What to do:
Check each line of the material below for "Color". Report how many have it, with no other words.

-------- Given records

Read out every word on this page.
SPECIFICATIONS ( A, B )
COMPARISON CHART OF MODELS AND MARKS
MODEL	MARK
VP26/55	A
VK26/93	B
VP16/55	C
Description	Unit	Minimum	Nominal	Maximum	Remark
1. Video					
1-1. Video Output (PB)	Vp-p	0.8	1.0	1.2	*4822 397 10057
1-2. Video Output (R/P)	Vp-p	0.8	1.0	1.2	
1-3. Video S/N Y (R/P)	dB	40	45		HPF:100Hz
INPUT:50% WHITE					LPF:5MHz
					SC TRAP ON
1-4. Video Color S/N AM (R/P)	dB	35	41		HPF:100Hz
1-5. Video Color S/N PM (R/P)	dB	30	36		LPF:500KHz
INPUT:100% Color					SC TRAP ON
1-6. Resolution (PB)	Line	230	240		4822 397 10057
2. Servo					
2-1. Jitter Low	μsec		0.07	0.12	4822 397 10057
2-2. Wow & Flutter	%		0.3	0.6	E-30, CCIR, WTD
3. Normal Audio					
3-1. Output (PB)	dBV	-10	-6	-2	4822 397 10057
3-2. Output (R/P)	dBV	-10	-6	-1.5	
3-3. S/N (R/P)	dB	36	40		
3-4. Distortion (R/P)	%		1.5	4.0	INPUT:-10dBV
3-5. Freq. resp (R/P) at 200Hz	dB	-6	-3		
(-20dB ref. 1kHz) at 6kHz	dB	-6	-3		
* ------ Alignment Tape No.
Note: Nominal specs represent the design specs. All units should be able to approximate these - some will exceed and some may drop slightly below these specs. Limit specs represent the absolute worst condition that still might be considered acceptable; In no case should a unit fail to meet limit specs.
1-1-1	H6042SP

----------------

Exercise answer:
3